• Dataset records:

-- Start --

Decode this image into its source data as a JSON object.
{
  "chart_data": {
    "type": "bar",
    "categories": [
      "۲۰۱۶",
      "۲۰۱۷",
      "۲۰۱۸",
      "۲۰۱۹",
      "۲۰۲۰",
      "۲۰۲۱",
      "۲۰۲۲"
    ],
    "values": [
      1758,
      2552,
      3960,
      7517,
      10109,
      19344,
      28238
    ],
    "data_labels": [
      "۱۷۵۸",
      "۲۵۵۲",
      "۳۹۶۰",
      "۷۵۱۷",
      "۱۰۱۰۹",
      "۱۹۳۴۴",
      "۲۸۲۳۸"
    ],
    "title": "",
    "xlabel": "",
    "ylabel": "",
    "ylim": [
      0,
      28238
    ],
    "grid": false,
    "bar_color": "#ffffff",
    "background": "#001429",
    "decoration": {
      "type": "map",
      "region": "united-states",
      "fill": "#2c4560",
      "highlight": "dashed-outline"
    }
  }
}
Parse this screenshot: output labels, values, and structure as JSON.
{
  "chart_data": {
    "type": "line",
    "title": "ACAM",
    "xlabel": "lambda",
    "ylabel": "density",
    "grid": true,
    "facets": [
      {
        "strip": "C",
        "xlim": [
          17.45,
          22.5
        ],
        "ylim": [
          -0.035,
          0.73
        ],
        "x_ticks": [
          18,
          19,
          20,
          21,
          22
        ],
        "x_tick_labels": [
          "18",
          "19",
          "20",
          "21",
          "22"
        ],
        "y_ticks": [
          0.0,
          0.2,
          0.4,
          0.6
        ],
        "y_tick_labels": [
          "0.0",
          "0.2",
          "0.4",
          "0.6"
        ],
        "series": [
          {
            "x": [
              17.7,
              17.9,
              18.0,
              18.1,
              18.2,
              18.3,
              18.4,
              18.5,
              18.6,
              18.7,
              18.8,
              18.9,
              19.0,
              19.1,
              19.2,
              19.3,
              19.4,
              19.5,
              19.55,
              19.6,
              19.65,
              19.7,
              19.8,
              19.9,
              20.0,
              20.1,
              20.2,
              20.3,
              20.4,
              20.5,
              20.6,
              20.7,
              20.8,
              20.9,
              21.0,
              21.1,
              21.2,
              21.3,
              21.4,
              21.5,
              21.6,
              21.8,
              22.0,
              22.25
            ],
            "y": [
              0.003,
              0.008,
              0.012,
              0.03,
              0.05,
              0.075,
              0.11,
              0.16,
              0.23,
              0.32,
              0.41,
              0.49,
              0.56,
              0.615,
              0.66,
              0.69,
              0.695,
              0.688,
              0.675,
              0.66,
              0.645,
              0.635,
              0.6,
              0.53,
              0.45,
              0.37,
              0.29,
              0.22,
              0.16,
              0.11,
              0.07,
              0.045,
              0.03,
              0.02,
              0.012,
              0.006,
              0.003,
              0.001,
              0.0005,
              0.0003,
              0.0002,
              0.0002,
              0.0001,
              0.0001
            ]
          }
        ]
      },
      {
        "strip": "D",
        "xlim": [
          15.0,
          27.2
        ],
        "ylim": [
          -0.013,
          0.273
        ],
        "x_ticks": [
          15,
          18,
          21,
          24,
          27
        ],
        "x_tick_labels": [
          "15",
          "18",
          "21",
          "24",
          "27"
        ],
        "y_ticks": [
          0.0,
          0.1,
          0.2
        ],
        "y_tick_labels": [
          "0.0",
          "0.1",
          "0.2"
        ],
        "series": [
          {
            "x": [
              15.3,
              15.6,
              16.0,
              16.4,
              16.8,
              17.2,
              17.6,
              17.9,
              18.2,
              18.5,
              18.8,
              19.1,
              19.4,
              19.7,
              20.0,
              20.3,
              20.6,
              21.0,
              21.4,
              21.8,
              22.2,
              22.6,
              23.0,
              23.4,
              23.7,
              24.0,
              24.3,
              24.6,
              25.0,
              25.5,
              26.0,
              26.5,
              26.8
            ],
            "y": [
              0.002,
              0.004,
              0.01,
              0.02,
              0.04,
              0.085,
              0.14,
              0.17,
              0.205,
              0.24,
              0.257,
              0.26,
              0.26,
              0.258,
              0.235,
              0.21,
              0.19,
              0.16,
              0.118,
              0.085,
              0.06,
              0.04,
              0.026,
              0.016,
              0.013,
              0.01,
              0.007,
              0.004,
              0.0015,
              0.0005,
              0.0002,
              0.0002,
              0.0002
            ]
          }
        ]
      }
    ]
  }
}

-- End --

• TASK PROMPT:
From the material above, copy each line that includes the word "this".

• WORKED ANSWER:
Decode this image into its source data as a JSON object.
Parse this screenshot: output labels, values, and structure as JSON.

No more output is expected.